## [Exercise objective]
Pick out each line with the word "ABC中" from the material that follows.

## [Data excerpts]
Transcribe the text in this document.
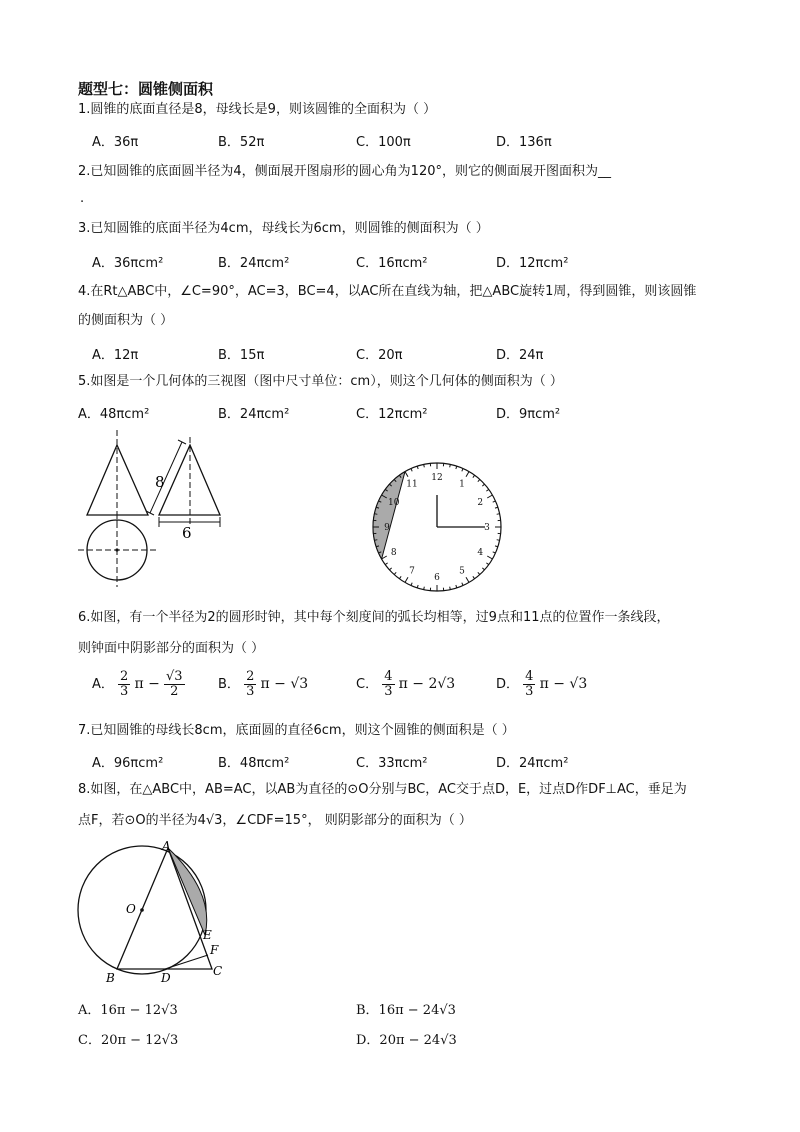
题型七：圆锥侧面积
1.圆锥的底面直径是8，母线长是9，则该圆锥的全面积为（ ）
A．36π	B．52π	C．100π	D．136π
2.已知圆锥的底面圆半径为4，侧面展开图扇形的圆心角为120°，则它的侧面展开图面积为__
.
3.已知圆锥的底面半径为4cm，母线长为6cm，则圆锥的侧面积为（ ）
A．36πcm²	B．24πcm²	C．16πcm²	D．12πcm²
4.在Rt△ABC中，∠C=90°，AC=3，BC=4，以AC所在直线为轴，把△ABC旋转1周，得到圆锥，则该圆锥
的侧面积为（ ）
A．12π	B．15π	C．20π	D．24π
5.如图是一个几何体的三视图（图中尺寸单位：cm），则这个几何体的侧面积为（ ）
A．48πcm²	B．24πcm²	C．12πcm²	D．9πcm²
8
6
12
1
2
3
4
5
6
7
8
9
10
11
6.如图，有一个半径为2的圆形时钟，其中每个刻度间的弧长均相等，过9点和11点的位置作一条线段，
则钟面中阴影部分的面积为（ ）
A． $\frac{2}{3}$ $\pi - \frac{√3}{2}$	B． $\frac{2}{3}$ π − √3	C． $\frac{4}{3}$ π − 2√3	D． $\frac{4}{3}$ π − √3
7.已知圆锥的母线长8cm，底面圆的直径6cm，则这个圆锥的侧面积是（ ）
A．96πcm²	B．48πcm²	C．33πcm²	D．24πcm²
8.如图，在△ABC中，AB=AC，以AB为直径的⊙O分别与BC，AC交于点D，E，过点D作DF⊥AC，垂足为
点F，若⊙O的半径为4√3，∠CDF=15°， 则阴影部分的面积为（ ）
A
O
E
F
B	D	C
A．16π − 12√3	B．16π − 24√3
C．20π − 12√3	D．20π − 24√3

## [Solution]
4.在Rt△ABC中，∠C=90°，AC=3，BC=4，以AC所在直线为轴，把△ABC旋转1周，得到圆锥，则该圆锥
8.如图，在△ABC中，AB=AC，以AB为直径的⊙O分别与BC，AC交于点D，E，过点D作DF⊥AC，垂足为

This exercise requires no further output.